* Required task *
Find the lines holding the word "Ocean" and collect them.

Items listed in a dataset
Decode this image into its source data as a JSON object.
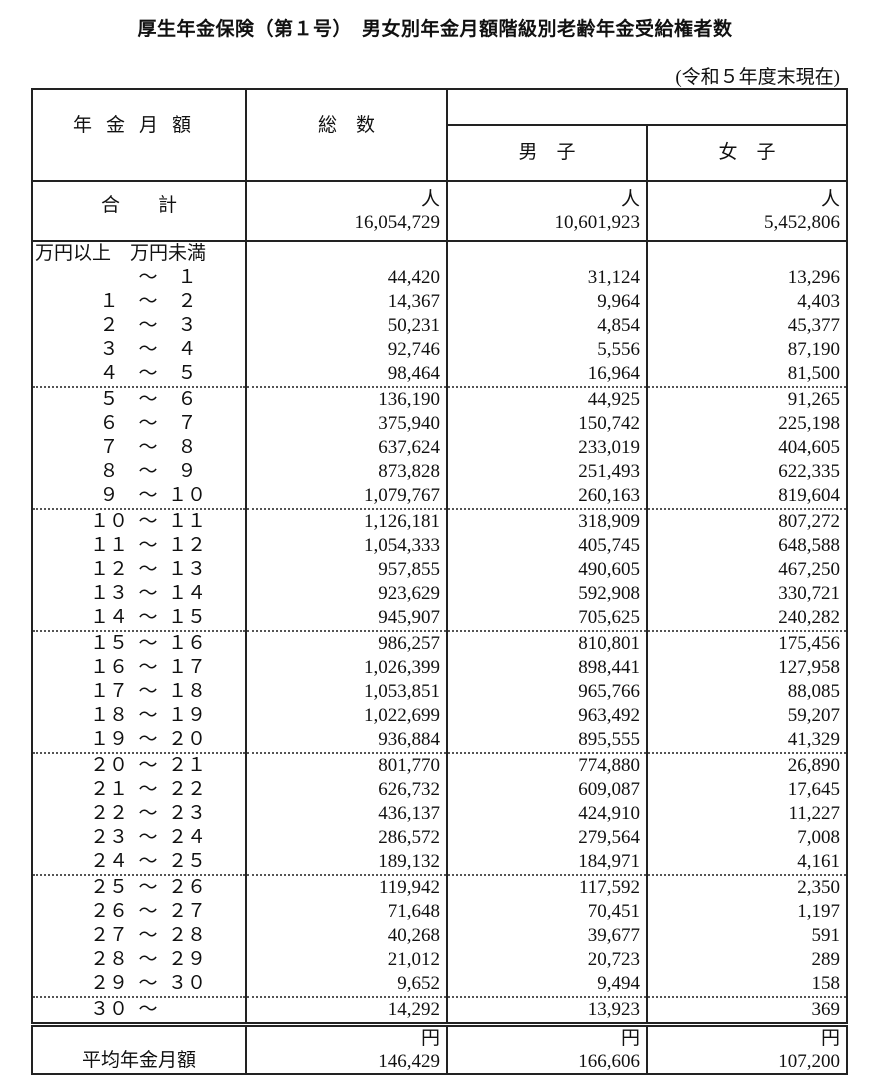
{
  "title": "厚生年金保険（第１号）　男女別年金月額階級別老齢年金受給権者数",
  "as_of": "(令和５年度末現在)",
  "header": {
    "amount": "年金月額",
    "total": "総　数",
    "male": "男　子",
    "female": "女　子"
  },
  "totals": {
    "label": "合　　計",
    "unit": "人",
    "total": "16,054,729",
    "male": "10,601,923",
    "female": "5,452,806"
  },
  "range_header": "万円以上　万円未満",
  "rows": [
    {
      "from": "",
      "to": "１",
      "total": "44,420",
      "male": "31,124",
      "female": "13,296"
    },
    {
      "from": "１",
      "to": "２",
      "total": "14,367",
      "male": "9,964",
      "female": "4,403"
    },
    {
      "from": "２",
      "to": "３",
      "total": "50,231",
      "male": "4,854",
      "female": "45,377"
    },
    {
      "from": "３",
      "to": "４",
      "total": "92,746",
      "male": "5,556",
      "female": "87,190"
    },
    {
      "from": "４",
      "to": "５",
      "total": "98,464",
      "male": "16,964",
      "female": "81,500"
    },
    {
      "from": "５",
      "to": "６",
      "total": "136,190",
      "male": "44,925",
      "female": "91,265"
    },
    {
      "from": "６",
      "to": "７",
      "total": "375,940",
      "male": "150,742",
      "female": "225,198"
    },
    {
      "from": "７",
      "to": "８",
      "total": "637,624",
      "male": "233,019",
      "female": "404,605"
    },
    {
      "from": "８",
      "to": "９",
      "total": "873,828",
      "male": "251,493",
      "female": "622,335"
    },
    {
      "from": "９",
      "to": "１０",
      "total": "1,079,767",
      "male": "260,163",
      "female": "819,604"
    },
    {
      "from": "１０",
      "to": "１１",
      "total": "1,126,181",
      "male": "318,909",
      "female": "807,272"
    },
    {
      "from": "１１",
      "to": "１２",
      "total": "1,054,333",
      "male": "405,745",
      "female": "648,588"
    },
    {
      "from": "１２",
      "to": "１３",
      "total": "957,855",
      "male": "490,605",
      "female": "467,250"
    },
    {
      "from": "１３",
      "to": "１４",
      "total": "923,629",
      "male": "592,908",
      "female": "330,721"
    },
    {
      "from": "１４",
      "to": "１５",
      "total": "945,907",
      "male": "705,625",
      "female": "240,282"
    },
    {
      "from": "１５",
      "to": "１６",
      "total": "986,257",
      "male": "810,801",
      "female": "175,456"
    },
    {
      "from": "１６",
      "to": "１７",
      "total": "1,026,399",
      "male": "898,441",
      "female": "127,958"
    },
    {
      "from": "１７",
      "to": "１８",
      "total": "1,053,851",
      "male": "965,766",
      "female": "88,085"
    },
    {
      "from": "１８",
      "to": "１９",
      "total": "1,022,699",
      "male": "963,492",
      "female": "59,207"
    },
    {
      "from": "１９",
      "to": "２０",
      "total": "936,884",
      "male": "895,555",
      "female": "41,329"
    },
    {
      "from": "２０",
      "to": "２１",
      "total": "801,770",
      "male": "774,880",
      "female": "26,890"
    },
    {
      "from": "２１",
      "to": "２２",
      "total": "626,732",
      "male": "609,087",
      "female": "17,645"
    },
    {
      "from": "２２",
      "to": "２３",
      "total": "436,137",
      "male": "424,910",
      "female": "11,227"
    },
    {
      "from": "２３",
      "to": "２４",
      "total": "286,572",
      "male": "279,564",
      "female": "7,008"
    },
    {
      "from": "２４",
      "to": "２５",
      "total": "189,132",
      "male": "184,971",
      "female": "4,161"
    },
    {
      "from": "２５",
      "to": "２６",
      "total": "119,942",
      "male": "117,592",
      "female": "2,350"
    },
    {
      "from": "２６",
      "to": "２７",
      "total": "71,648",
      "male": "70,451",
      "female": "1,197"
    },
    {
      "from": "２７",
      "to": "２８",
      "total": "40,268",
      "male": "39,677",
      "female": "591"
    },
    {
      "from": "２８",
      "to": "２９",
      "total": "21,012",
      "male": "20,723",
      "female": "289"
    },
    {
      "from": "２９",
      "to": "３０",
      "total": "9,652",
      "male": "9,494",
      "female": "158"
    },
    {
      "from": "３０",
      "to": "",
      "total": "14,292",
      "male": "13,923",
      "female": "369"
    }
  ],
  "tilde": "～",
  "average": {
    "label": "平均年金月額",
    "unit": "円",
    "total": "146,429",
    "male": "166,606",
    "female": "107,200"
  }
}
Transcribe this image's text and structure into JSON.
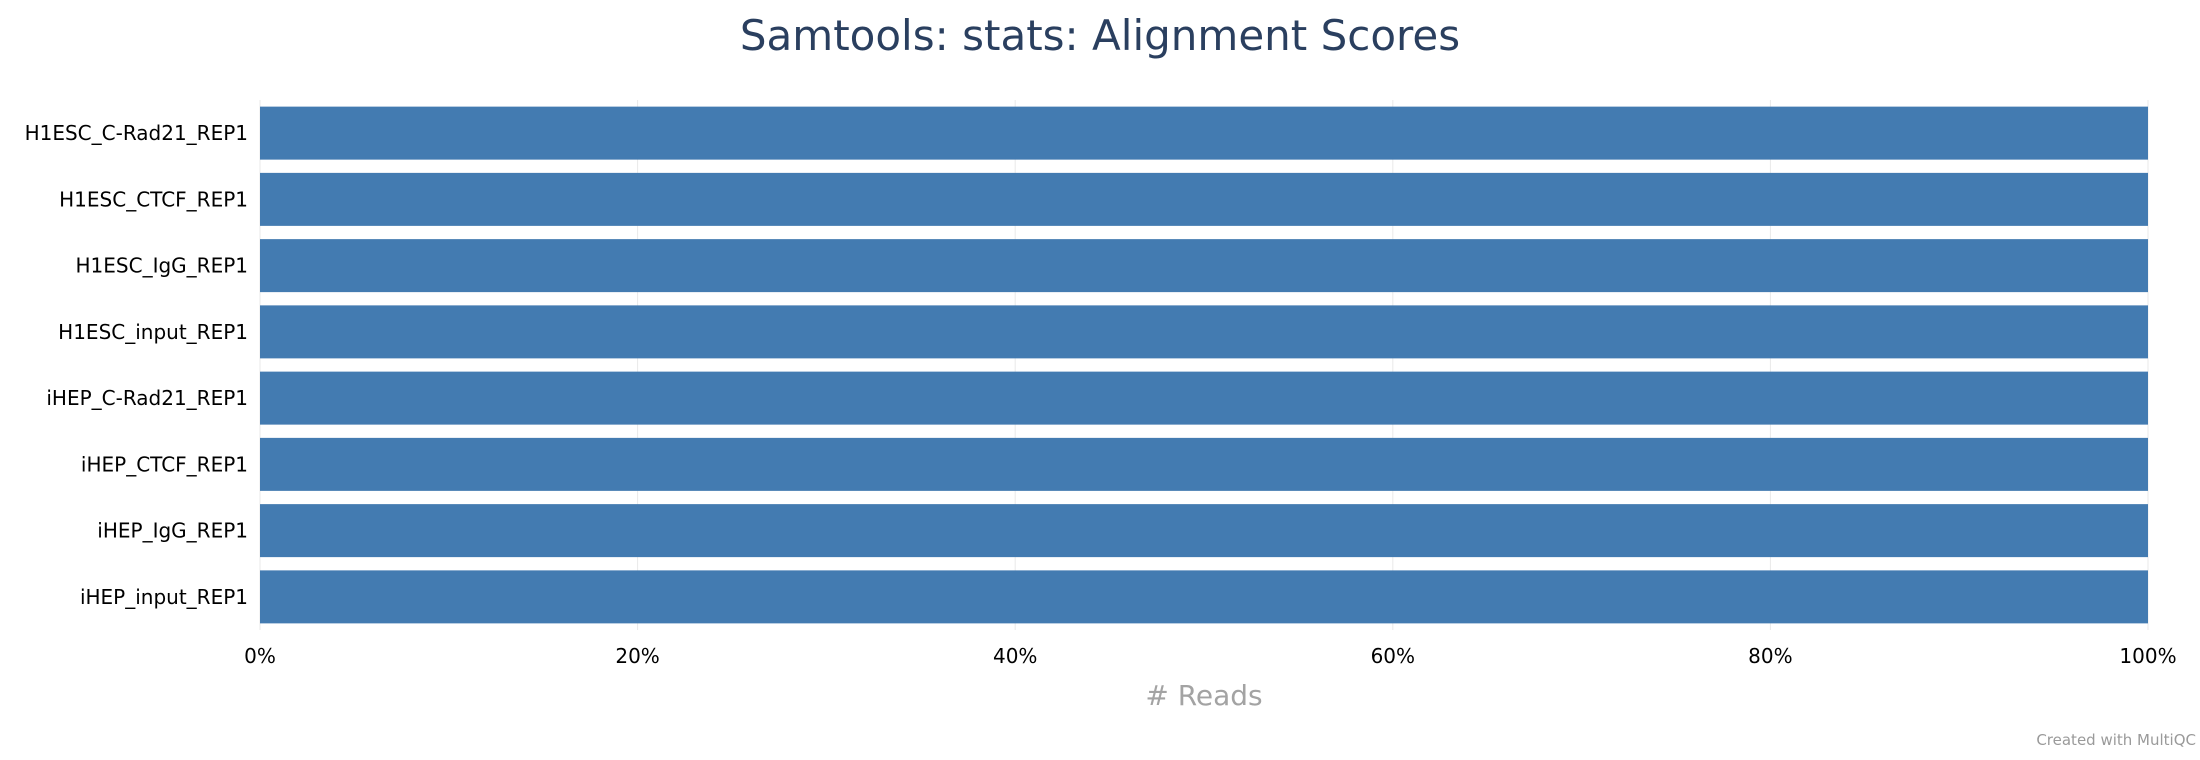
{
  "chart_data": {
    "type": "bar",
    "orientation": "horizontal",
    "stacked": true,
    "title": "Samtools: stats: Alignment Scores",
    "xlabel": "# Reads",
    "ylabel": "",
    "xlim": [
      0,
      100
    ],
    "x_ticks": [
      "0%",
      "20%",
      "40%",
      "60%",
      "80%",
      "100%"
    ],
    "x_tick_values": [
      0,
      20,
      40,
      60,
      80,
      100
    ],
    "grid": true,
    "categories": [
      "H1ESC_C-Rad21_REP1",
      "H1ESC_CTCF_REP1",
      "H1ESC_IgG_REP1",
      "H1ESC_input_REP1",
      "iHEP_C-Rad21_REP1",
      "iHEP_CTCF_REP1",
      "iHEP_IgG_REP1",
      "iHEP_input_REP1"
    ],
    "series": [
      {
        "values": [
          100,
          100,
          100,
          100,
          100,
          100,
          100,
          100
        ],
        "color": "#437bb1"
      }
    ]
  },
  "footer": {
    "credit": "Created with MultiQC"
  }
}
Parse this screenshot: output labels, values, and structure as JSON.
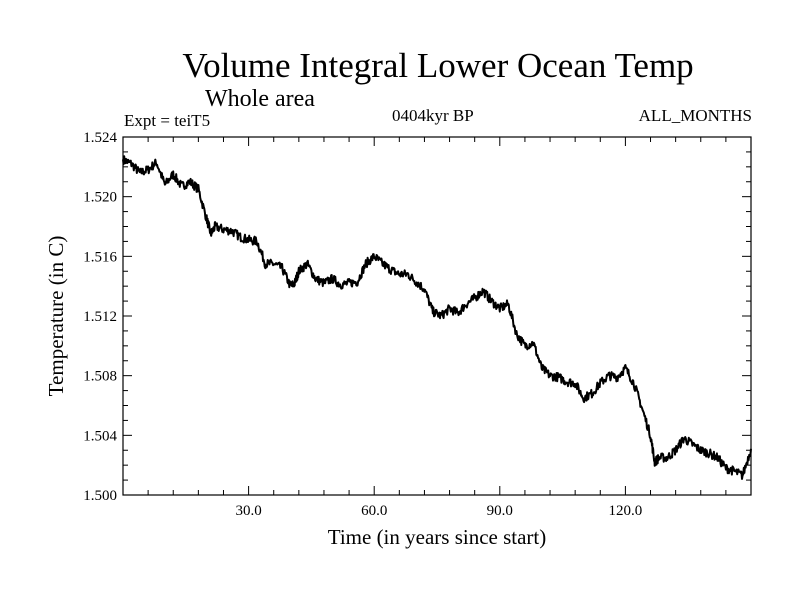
{
  "chart_data": {
    "type": "line",
    "title": "Volume Integral Lower Ocean Temp",
    "subtitle": "Whole area",
    "expt_label": "Expt = teiT5",
    "period_label": "0404kyr BP",
    "months_label": "ALL_MONTHS",
    "xlabel": "Time (in years since start)",
    "ylabel": "Temperature (in C)",
    "xlim": [
      0,
      150
    ],
    "ylim": [
      1.5,
      1.524
    ],
    "x_ticks": [
      30,
      60,
      90,
      120
    ],
    "x_tick_labels": [
      "30.0",
      "60.0",
      "90.0",
      "120.0"
    ],
    "y_ticks": [
      1.5,
      1.504,
      1.508,
      1.512,
      1.516,
      1.52,
      1.524
    ],
    "y_tick_labels": [
      "1.500",
      "1.504",
      "1.508",
      "1.512",
      "1.516",
      "1.520",
      "1.524"
    ],
    "series": [
      {
        "name": "Volume Integral Lower Ocean Temp",
        "color": "#000000",
        "x": [
          0,
          2,
          4,
          6,
          8,
          10,
          12,
          14,
          16,
          18,
          20,
          21,
          22,
          24,
          26,
          28,
          30,
          32,
          34,
          36,
          38,
          40,
          41,
          42,
          44,
          46,
          48,
          50,
          52,
          54,
          56,
          58,
          60,
          62,
          64,
          66,
          68,
          70,
          72,
          74,
          76,
          78,
          80,
          82,
          84,
          86,
          88,
          90,
          92,
          94,
          96,
          98,
          100,
          102,
          104,
          106,
          108,
          110,
          112,
          114,
          116,
          118,
          120,
          122,
          124,
          126,
          127,
          128,
          130,
          132,
          134,
          136,
          138,
          140,
          142,
          144,
          146,
          148,
          150
        ],
        "y": [
          1.5225,
          1.5222,
          1.5216,
          1.5218,
          1.5223,
          1.5208,
          1.5215,
          1.5207,
          1.521,
          1.5205,
          1.5185,
          1.5175,
          1.518,
          1.5178,
          1.5177,
          1.5173,
          1.5171,
          1.517,
          1.5155,
          1.5155,
          1.5152,
          1.514,
          1.5142,
          1.515,
          1.5155,
          1.5145,
          1.5142,
          1.5145,
          1.5141,
          1.5142,
          1.5143,
          1.5155,
          1.516,
          1.5155,
          1.5151,
          1.5148,
          1.5148,
          1.5143,
          1.5138,
          1.5123,
          1.512,
          1.5125,
          1.5122,
          1.5128,
          1.5132,
          1.5137,
          1.513,
          1.5125,
          1.5128,
          1.5108,
          1.51,
          1.5102,
          1.5085,
          1.508,
          1.5079,
          1.5076,
          1.5075,
          1.5065,
          1.5068,
          1.5075,
          1.508,
          1.5079,
          1.5085,
          1.5075,
          1.5058,
          1.504,
          1.5022,
          1.5025,
          1.5025,
          1.503,
          1.5038,
          1.5034,
          1.503,
          1.5028,
          1.5025,
          1.5018,
          1.5016,
          1.5013,
          1.5031
        ]
      }
    ]
  }
}
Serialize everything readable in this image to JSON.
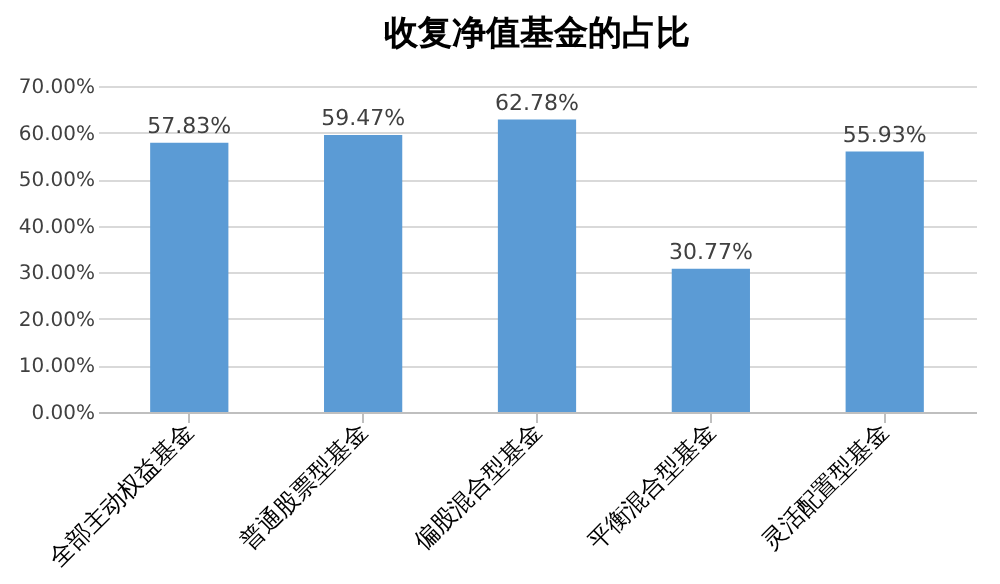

* Completed task *
    "title": "Volume Integral Lower Ocean Temp",
        "name": "Volume Integral Lower Ocean Temp",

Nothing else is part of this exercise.